Find the word "tette" in the data. Return every line where it appears.
- - -
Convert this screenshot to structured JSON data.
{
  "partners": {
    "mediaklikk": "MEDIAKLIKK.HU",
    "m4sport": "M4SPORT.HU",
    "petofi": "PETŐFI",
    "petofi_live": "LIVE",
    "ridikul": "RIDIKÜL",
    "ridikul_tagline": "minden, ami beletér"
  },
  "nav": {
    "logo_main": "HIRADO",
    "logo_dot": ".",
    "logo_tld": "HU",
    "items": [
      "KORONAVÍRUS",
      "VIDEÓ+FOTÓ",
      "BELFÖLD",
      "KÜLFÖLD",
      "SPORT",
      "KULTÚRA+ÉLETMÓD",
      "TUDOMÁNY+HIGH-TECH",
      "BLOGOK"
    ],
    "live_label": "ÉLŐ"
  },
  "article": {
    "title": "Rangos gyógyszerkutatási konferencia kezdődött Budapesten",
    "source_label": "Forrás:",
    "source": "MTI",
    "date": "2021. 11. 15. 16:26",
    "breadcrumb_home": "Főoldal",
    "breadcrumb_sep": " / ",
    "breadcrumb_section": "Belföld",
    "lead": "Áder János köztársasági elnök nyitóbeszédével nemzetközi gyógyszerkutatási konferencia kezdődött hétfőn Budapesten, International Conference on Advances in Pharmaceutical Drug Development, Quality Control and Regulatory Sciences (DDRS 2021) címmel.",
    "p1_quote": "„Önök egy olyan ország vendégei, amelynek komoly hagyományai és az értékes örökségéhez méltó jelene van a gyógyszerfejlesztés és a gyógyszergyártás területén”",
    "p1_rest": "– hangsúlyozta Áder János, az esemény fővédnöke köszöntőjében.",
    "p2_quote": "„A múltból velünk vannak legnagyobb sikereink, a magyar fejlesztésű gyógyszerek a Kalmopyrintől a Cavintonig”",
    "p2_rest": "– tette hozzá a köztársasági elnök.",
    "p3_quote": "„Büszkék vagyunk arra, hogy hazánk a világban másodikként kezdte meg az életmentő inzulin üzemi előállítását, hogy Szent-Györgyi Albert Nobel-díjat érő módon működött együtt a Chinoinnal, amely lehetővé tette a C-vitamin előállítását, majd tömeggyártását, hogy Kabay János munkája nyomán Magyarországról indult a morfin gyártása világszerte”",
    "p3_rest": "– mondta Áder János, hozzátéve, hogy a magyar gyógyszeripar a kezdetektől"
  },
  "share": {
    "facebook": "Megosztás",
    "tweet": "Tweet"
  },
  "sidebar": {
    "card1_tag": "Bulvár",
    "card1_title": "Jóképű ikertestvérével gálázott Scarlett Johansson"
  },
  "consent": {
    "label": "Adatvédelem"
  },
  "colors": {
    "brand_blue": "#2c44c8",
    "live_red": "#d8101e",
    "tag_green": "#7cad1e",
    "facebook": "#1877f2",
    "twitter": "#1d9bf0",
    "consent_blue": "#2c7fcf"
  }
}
- - -
Exercise solution:
    "p2_rest": "– tette hozzá a köztársasági elnök.",
    "p3_quote": "„Büszkék vagyunk arra, hogy hazánk a világban másodikként kezdte meg az életmentő inzulin üzemi előállítását, hogy Szent-Györgyi Albert Nobel-díjat érő módon működött együtt a Chinoinnal, amely lehetővé tette a C-vitamin előállítását, majd tömeggyártását, hogy Kabay János munkája nyomán Magyarországról indult a morfin gyártása világszerte”",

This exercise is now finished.